Saved entries:
####################

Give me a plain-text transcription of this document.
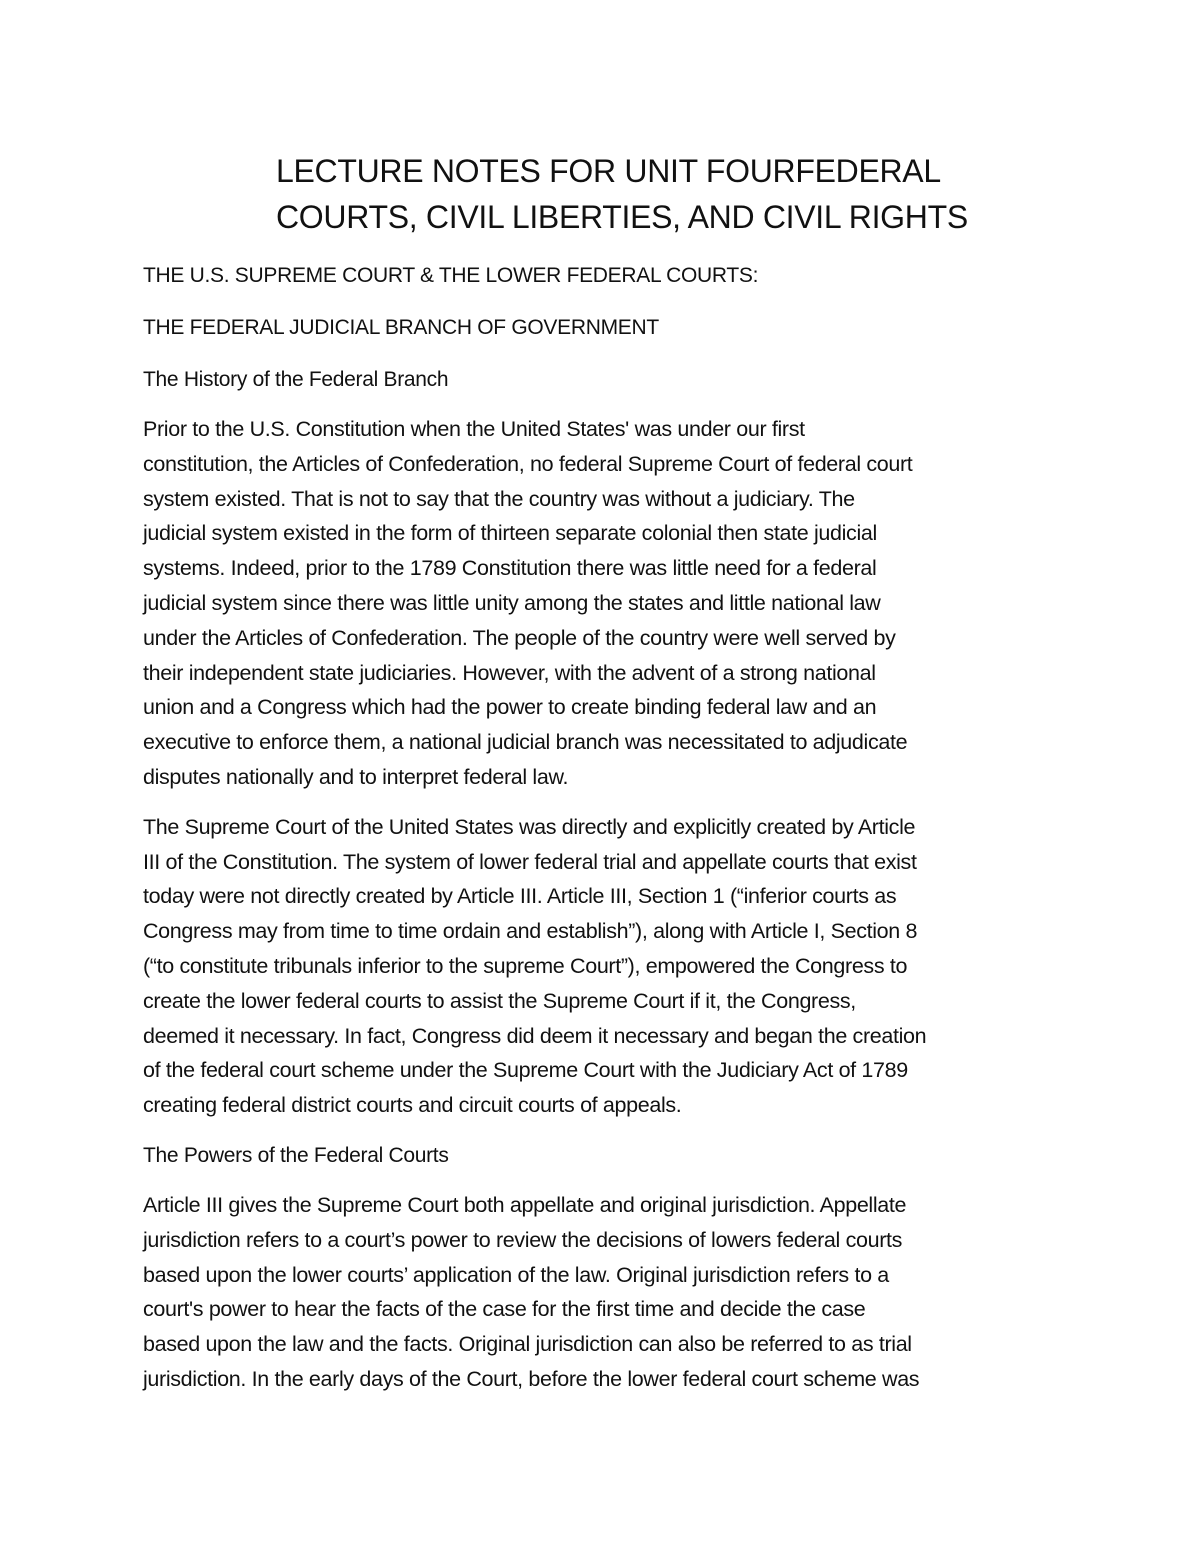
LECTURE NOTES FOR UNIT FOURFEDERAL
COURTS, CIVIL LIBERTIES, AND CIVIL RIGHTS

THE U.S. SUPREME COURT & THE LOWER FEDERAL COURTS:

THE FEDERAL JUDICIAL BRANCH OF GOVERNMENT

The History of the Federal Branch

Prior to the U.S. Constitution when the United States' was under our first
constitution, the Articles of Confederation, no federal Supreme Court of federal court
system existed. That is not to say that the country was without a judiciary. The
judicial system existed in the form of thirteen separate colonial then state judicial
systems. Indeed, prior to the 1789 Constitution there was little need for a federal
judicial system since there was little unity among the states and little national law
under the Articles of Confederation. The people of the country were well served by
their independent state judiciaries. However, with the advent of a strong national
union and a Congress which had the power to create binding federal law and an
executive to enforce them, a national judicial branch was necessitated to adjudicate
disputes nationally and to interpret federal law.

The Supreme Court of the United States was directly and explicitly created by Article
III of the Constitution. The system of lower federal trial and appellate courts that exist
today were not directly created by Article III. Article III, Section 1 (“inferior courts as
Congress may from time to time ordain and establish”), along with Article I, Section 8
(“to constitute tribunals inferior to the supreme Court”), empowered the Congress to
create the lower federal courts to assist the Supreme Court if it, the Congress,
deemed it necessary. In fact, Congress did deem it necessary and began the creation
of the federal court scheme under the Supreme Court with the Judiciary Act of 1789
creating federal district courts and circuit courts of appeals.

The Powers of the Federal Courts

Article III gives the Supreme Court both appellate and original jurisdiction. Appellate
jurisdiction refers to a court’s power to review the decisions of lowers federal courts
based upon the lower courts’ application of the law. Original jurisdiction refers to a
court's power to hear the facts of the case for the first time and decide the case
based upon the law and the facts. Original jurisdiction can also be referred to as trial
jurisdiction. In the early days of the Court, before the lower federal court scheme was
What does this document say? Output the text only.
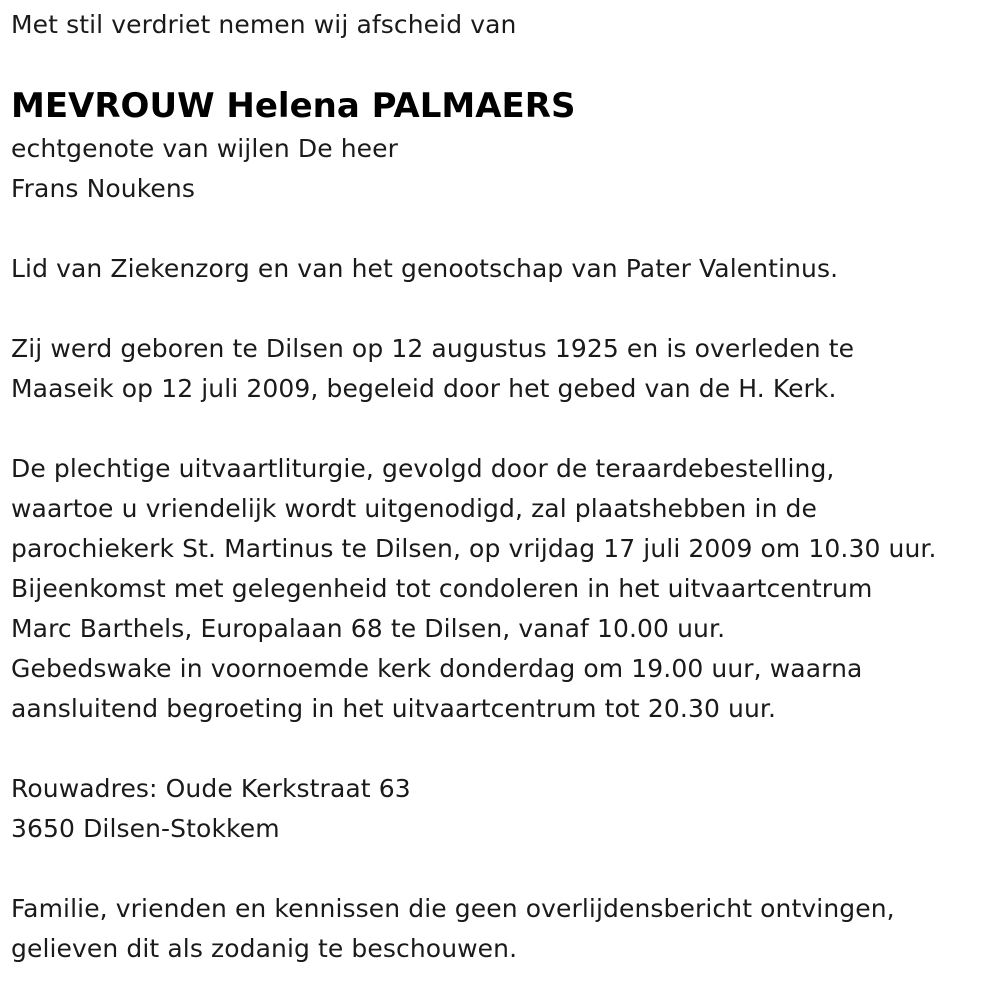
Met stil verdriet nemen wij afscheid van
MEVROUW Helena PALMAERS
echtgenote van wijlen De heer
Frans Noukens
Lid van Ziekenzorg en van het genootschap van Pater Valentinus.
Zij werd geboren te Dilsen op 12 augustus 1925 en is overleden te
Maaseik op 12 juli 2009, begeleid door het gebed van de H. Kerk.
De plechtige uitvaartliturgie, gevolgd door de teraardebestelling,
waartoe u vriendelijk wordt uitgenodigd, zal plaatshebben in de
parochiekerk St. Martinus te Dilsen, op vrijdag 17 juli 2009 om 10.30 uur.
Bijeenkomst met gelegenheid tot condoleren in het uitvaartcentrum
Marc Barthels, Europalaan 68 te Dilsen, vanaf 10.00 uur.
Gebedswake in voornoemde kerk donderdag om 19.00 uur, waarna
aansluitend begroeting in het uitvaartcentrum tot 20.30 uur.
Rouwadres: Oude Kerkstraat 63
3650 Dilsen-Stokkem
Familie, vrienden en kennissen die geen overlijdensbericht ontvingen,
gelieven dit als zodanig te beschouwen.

####################

_Work to be completed_
Leave out the pictures and copy the rest of the material above exactly.

_Result_
Give me a plain-text transcription of this document.
LECTURE NOTES FOR UNIT FOURFEDERAL
COURTS, CIVIL LIBERTIES, AND CIVIL RIGHTS

THE U.S. SUPREME COURT & THE LOWER FEDERAL COURTS:

THE FEDERAL JUDICIAL BRANCH OF GOVERNMENT

The History of the Federal Branch

Prior to the U.S. Constitution when the United States' was under our first
constitution, the Articles of Confederation, no federal Supreme Court of federal court
system existed. That is not to say that the country was without a judiciary. The
judicial system existed in the form of thirteen separate colonial then state judicial
systems. Indeed, prior to the 1789 Constitution there was little need for a federal
judicial system since there was little unity among the states and little national law
under the Articles of Confederation. The people of the country were well served by
their independent state judiciaries. However, with the advent of a strong national
union and a Congress which had the power to create binding federal law and an
executive to enforce them, a national judicial branch was necessitated to adjudicate
disputes nationally and to interpret federal law.

The Supreme Court of the United States was directly and explicitly created by Article
III of the Constitution. The system of lower federal trial and appellate courts that exist
today were not directly created by Article III. Article III, Section 1 (“inferior courts as
Congress may from time to time ordain and establish”), along with Article I, Section 8
(“to constitute tribunals inferior to the supreme Court”), empowered the Congress to
create the lower federal courts to assist the Supreme Court if it, the Congress,
deemed it necessary. In fact, Congress did deem it necessary and began the creation
of the federal court scheme under the Supreme Court with the Judiciary Act of 1789
creating federal district courts and circuit courts of appeals.

The Powers of the Federal Courts

Article III gives the Supreme Court both appellate and original jurisdiction. Appellate
jurisdiction refers to a court’s power to review the decisions of lowers federal courts
based upon the lower courts’ application of the law. Original jurisdiction refers to a
court's power to hear the facts of the case for the first time and decide the case
based upon the law and the facts. Original jurisdiction can also be referred to as trial
jurisdiction. In the early days of the Court, before the lower federal court scheme was
What does this document say? Output the text only.
Met stil verdriet nemen wij afscheid van
MEVROUW Helena PALMAERS
echtgenote van wijlen De heer
Frans Noukens
Lid van Ziekenzorg en van het genootschap van Pater Valentinus.
Zij werd geboren te Dilsen op 12 augustus 1925 en is overleden te
Maaseik op 12 juli 2009, begeleid door het gebed van de H. Kerk.
De plechtige uitvaartliturgie, gevolgd door de teraardebestelling,
waartoe u vriendelijk wordt uitgenodigd, zal plaatshebben in de
parochiekerk St. Martinus te Dilsen, op vrijdag 17 juli 2009 om 10.30 uur.
Bijeenkomst met gelegenheid tot condoleren in het uitvaartcentrum
Marc Barthels, Europalaan 68 te Dilsen, vanaf 10.00 uur.
Gebedswake in voornoemde kerk donderdag om 19.00 uur, waarna
aansluitend begroeting in het uitvaartcentrum tot 20.30 uur.
Rouwadres: Oude Kerkstraat 63
3650 Dilsen-Stokkem
Familie, vrienden en kennissen die geen overlijdensbericht ontvingen,
gelieven dit als zodanig te beschouwen.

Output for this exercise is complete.